(Records from a data source)
- - - - -

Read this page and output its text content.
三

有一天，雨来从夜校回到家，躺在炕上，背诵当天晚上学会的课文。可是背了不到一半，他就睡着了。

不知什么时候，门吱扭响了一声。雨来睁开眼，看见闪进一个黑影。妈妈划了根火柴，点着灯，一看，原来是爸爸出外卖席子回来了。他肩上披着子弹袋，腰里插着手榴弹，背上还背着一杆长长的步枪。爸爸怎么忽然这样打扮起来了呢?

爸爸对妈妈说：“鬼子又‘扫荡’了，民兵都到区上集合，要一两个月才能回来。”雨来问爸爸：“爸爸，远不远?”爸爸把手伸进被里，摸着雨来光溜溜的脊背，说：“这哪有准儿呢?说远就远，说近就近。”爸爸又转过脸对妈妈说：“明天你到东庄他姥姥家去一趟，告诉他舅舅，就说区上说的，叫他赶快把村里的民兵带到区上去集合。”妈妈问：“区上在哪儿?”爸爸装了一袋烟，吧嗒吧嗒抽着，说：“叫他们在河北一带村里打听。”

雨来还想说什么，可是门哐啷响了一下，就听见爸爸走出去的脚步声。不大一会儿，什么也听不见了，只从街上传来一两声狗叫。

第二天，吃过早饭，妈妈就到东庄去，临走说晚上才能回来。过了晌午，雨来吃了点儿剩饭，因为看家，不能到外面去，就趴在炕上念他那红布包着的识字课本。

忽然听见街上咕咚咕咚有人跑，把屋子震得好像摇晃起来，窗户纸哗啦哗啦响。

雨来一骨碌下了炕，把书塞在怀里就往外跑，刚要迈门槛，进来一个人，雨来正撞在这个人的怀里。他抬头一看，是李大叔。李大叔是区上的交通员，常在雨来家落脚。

- - - - -

• **Exercise instructions**: Using the data above, output each line exactly.

• **Solution to this exercise**:
Read this page and output its text content.
三

有一天，雨来从夜校回到家，躺在炕上，背诵当天晚上学会的课文。可是背了不到一半，他就睡着了。

不知什么时候，门吱扭响了一声。雨来睁开眼，看见闪进一个黑影。妈妈划了根火柴，点着灯，一看，原来是爸爸出外卖席子回来了。他肩上披着子弹袋，腰里插着手榴弹，背上还背着一杆长长的步枪。爸爸怎么忽然这样打扮起来了呢?

爸爸对妈妈说：“鬼子又‘扫荡’了，民兵都到区上集合，要一两个月才能回来。”雨来问爸爸：“爸爸，远不远?”爸爸把手伸进被里，摸着雨来光溜溜的脊背，说：“这哪有准儿呢?说远就远，说近就近。”爸爸又转过脸对妈妈说：“明天你到东庄他姥姥家去一趟，告诉他舅舅，就说区上说的，叫他赶快把村里的民兵带到区上去集合。”妈妈问：“区上在哪儿?”爸爸装了一袋烟，吧嗒吧嗒抽着，说：“叫他们在河北一带村里打听。”

雨来还想说什么，可是门哐啷响了一下，就听见爸爸走出去的脚步声。不大一会儿，什么也听不见了，只从街上传来一两声狗叫。

第二天，吃过早饭，妈妈就到东庄去，临走说晚上才能回来。过了晌午，雨来吃了点儿剩饭，因为看家，不能到外面去，就趴在炕上念他那红布包着的识字课本。

忽然听见街上咕咚咕咚有人跑，把屋子震得好像摇晃起来，窗户纸哗啦哗啦响。

雨来一骨碌下了炕，把书塞在怀里就往外跑，刚要迈门槛，进来一个人，雨来正撞在这个人的怀里。他抬头一看，是李大叔。李大叔是区上的交通员，常在雨来家落脚。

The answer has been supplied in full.